- WORK INSTRUCTIONS
Among the lines below, list those containing the string "скважины".

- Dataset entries
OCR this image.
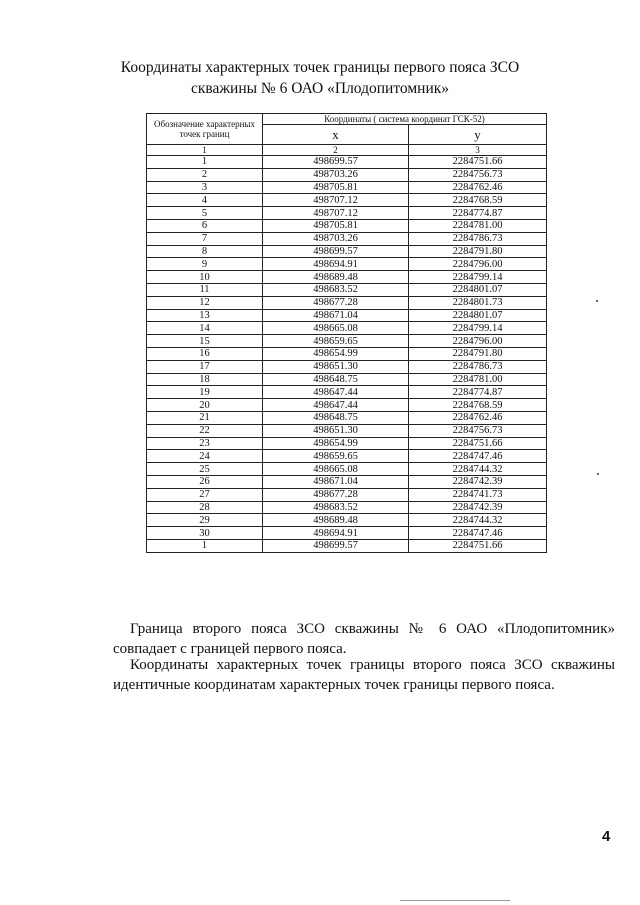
Координаты характерных точек границы первого пояса ЗСО
скважины № 6 ОАО «Плодопитомник»
Обозначение характерных точек границ	Координаты ( система координат ГСК-52)	
	x	у
1	2	3
1	498699.57	2284751.66
2	498703.26	2284756.73
3	498705.81	2284762.46
4	498707.12	2284768.59
5	498707.12	2284774.87
6	498705.81	2284781.00
7	498703.26	2284786.73
8	498699.57	2284791.80
9	498694.91	2284796.00
10	498689.48	2284799.14
11	498683.52	2284801.07
12	498677.28	2284801.73
13	498671.04	2284801.07
14	498665.08	2284799.14
15	498659.65	2284796.00
16	498654.99	2284791.80
17	498651.30	2284786.73
18	498648.75	2284781.00
19	498647.44	2284774.87
20	498647.44	2284768.59
21	498648.75	2284762.46
22	498651.30	2284756.73
23	498654.99	2284751.66
24	498659.65	2284747.46
25	498665.08	2284744.32
26	498671.04	2284742.39
27	498677.28	2284741.73
28	498683.52	2284742.39
29	498689.48	2284744.32
30	498694.91	2284747.46
1	498699.57	2284751.66
Граница второго пояса ЗСО скважины № 6 ОАО «Плодопитомник»
совпадает с границей первого пояса.
Координаты характерных точек границы второго пояса ЗСО скважины
идентичные координатам характерных точек границы первого пояса.
4
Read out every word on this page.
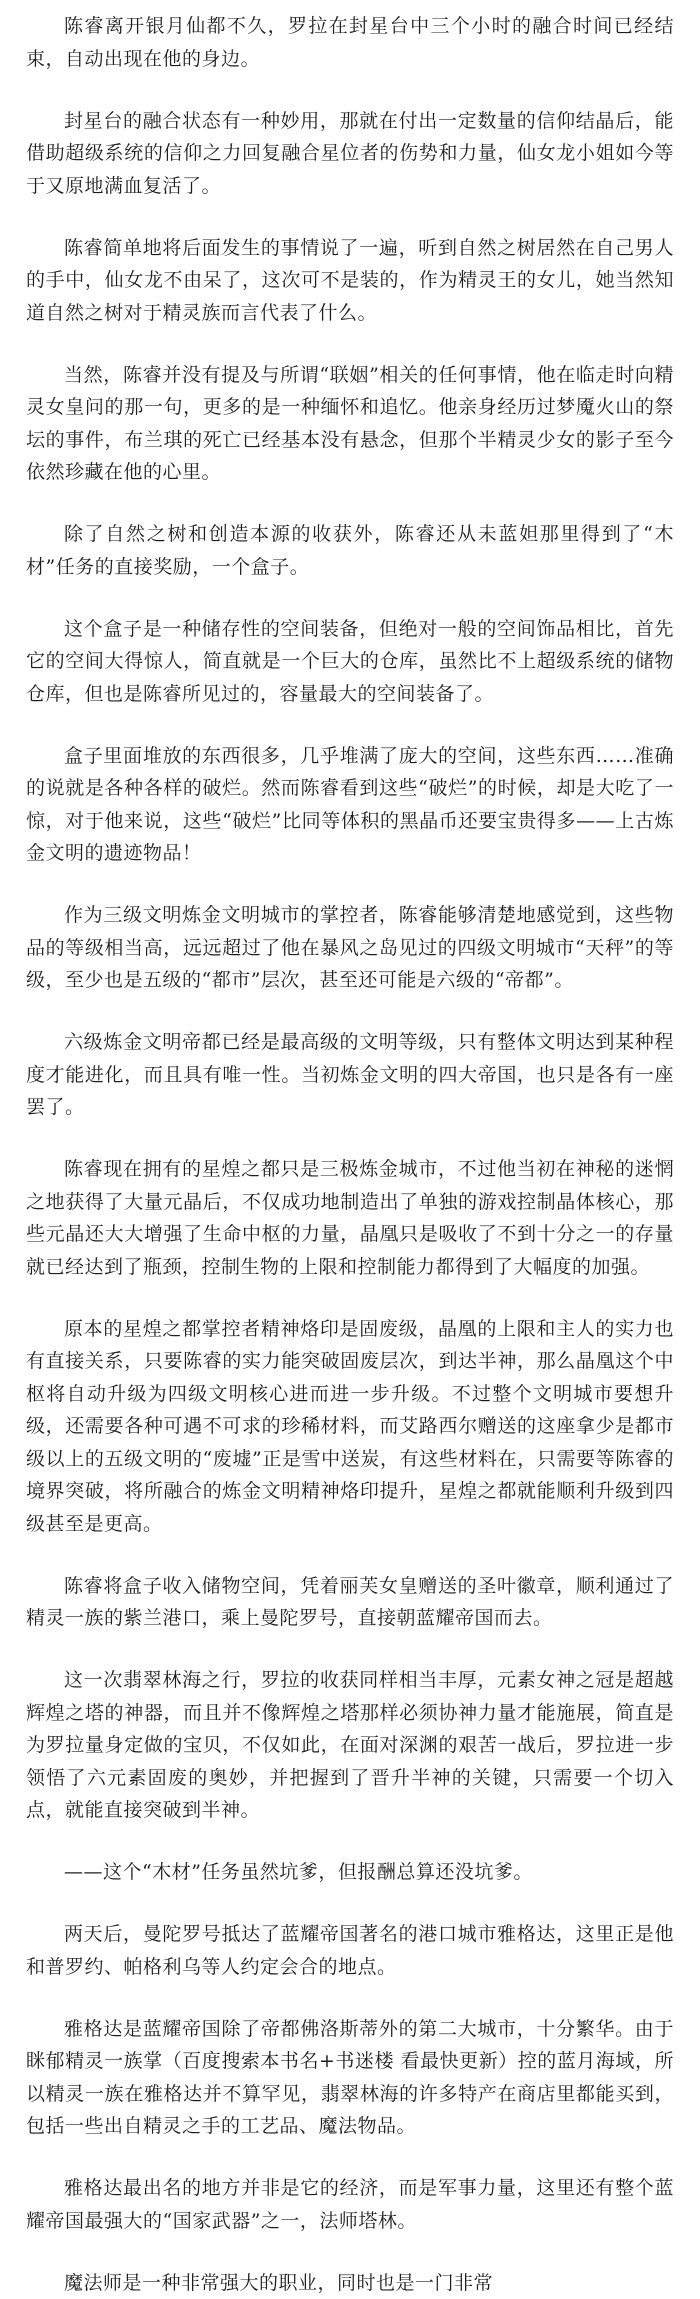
陈睿离开银月仙都不久，罗拉在封星台中三个小时的融合时间已经结束，自动出现在他的身边。

封星台的融合状态有一种妙用，那就在付出一定数量的信仰结晶后，能借助超级系统的信仰之力回复融合星位者的伤势和力量，仙女龙小姐如今等于又原地满血复活了。

陈睿简单地将后面发生的事情说了一遍，听到自然之树居然在自己男人的手中，仙女龙不由呆了，这次可不是装的，作为精灵王的女儿，她当然知道自然之树对于精灵族而言代表了什么。

当然，陈睿并没有提及与所谓“联姻”相关的任何事情，他在临走时向精灵女皇问的那一句，更多的是一种缅怀和追忆。他亲身经历过梦魇火山的祭坛的事件，布兰琪的死亡已经基本没有悬念，但那个半精灵少女的影子至今依然珍藏在他的心里。

除了自然之树和创造本源的收获外，陈睿还从未蓝妲那里得到了“木材”任务的直接奖励，一个盒子。

这个盒子是一种储存性的空间装备，但绝对一般的空间饰品相比，首先它的空间大得惊人，简直就是一个巨大的仓库，虽然比不上超级系统的储物仓库，但也是陈睿所见过的，容量最大的空间装备了。

盒子里面堆放的东西很多，几乎堆满了庞大的空间，这些东西……准确的说就是各种各样的破烂。然而陈睿看到这些“破烂”的时候，却是大吃了一惊，对于他来说，这些“破烂”比同等体积的黑晶币还要宝贵得多——上古炼金文明的遗迹物品！

作为三级文明炼金文明城市的掌控者，陈睿能够清楚地感觉到，这些物品的等级相当高，远远超过了他在暴风之岛见过的四级文明城市“天秤”的等级，至少也是五级的“都市”层次，甚至还可能是六级的“帝都”。

六级炼金文明帝都已经是最高级的文明等级，只有整体文明达到某种程度才能进化，而且具有唯一性。当初炼金文明的四大帝国，也只是各有一座罢了。

陈睿现在拥有的星煌之都只是三极炼金城市，不过他当初在神秘的迷惘之地获得了大量元晶后，不仅成功地制造出了单独的游戏控制晶体核心，那些元晶还大大增强了生命中枢的力量，晶凰只是吸收了不到十分之一的存量就已经达到了瓶颈，控制生物的上限和控制能力都得到了大幅度的加强。

原本的星煌之都掌控者精神烙印是固废级，晶凰的上限和主人的实力也有直接关系，只要陈睿的实力能突破固废层次，到达半神，那么晶凰这个中枢将自动升级为四级文明核心进而进一步升级。不过整个文明城市要想升级，还需要各种可遇不可求的珍稀材料，而艾路西尔赠送的这座拿少是都市级以上的五级文明的“废墟”正是雪中送炭，有这些材料在，只需要等陈睿的境界突破，将所融合的炼金文明精神烙印提升，星煌之都就能顺利升级到四级甚至是更高。

陈睿将盒子收入储物空间，凭着丽芙女皇赠送的圣叶徽章，顺利通过了精灵一族的紫兰港口，乘上曼陀罗号，直接朝蓝耀帝国而去。

这一次翡翠林海之行，罗拉的收获同样相当丰厚，元素女神之冠是超越辉煌之塔的神器，而且并不像辉煌之塔那样必须协神力量才能施展，简直是为罗拉量身定做的宝贝，不仅如此，在面对深渊的艰苦一战后，罗拉进一步领悟了六元素固废的奥妙，并把握到了晋升半神的关键，只需要一个切入点，就能直接突破到半神。

——这个“木材”任务虽然坑爹，但报酬总算还没坑爹。

两天后，曼陀罗号抵达了蓝耀帝国著名的港口城市雅格达，这里正是他和普罗约、帕格利乌等人约定会合的地点。

雅格达是蓝耀帝国除了帝都佛洛斯蒂外的第二大城市，十分繁华。由于眯郁精灵一族掌（百度搜索本书名+书迷楼 看最快更新）控的蓝月海域，所以精灵一族在雅格达并不算罕见，翡翠林海的许多特产在商店里都能买到，包括一些出自精灵之手的工艺品、魔法物品。

雅格达最出名的地方并非是它的经济，而是军事力量，这里还有整个蓝耀帝国最强大的“国家武器”之一，法师塔林。

魔法师是一种非常强大的职业，同时也是一门非常
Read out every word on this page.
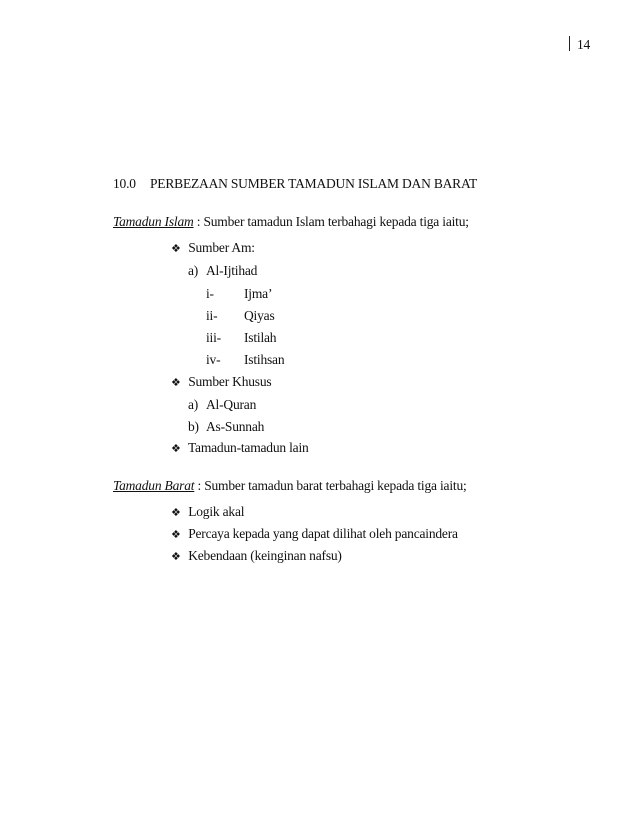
14
10.0 PERBEZAAN SUMBER TAMADUN ISLAM DAN BARAT
Tamadun Islam : Sumber tamadun Islam terbahagi kepada tiga iaitu;
❖ Sumber Am:
a) Al-Ijtihad
i- Ijma’
ii- Qiyas
iii- Istilah
iv- Istihsan
❖ Sumber Khusus
a) Al-Quran
b) As-Sunnah
❖ Tamadun-tamadun lain
Tamadun Barat : Sumber tamadun barat terbahagi kepada tiga iaitu;
❖ Logik akal
❖ Percaya kepada yang dapat dilihat oleh pancaindera
❖ Kebendaan (keinginan nafsu)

- WRITTEN SOLUTION
скважины № 6 ОАО «Плодопитомник»
Граница второго пояса ЗСО скважины № 6 ОАО «Плодопитомник»
Координаты характерных точек границы второго пояса ЗСО скважины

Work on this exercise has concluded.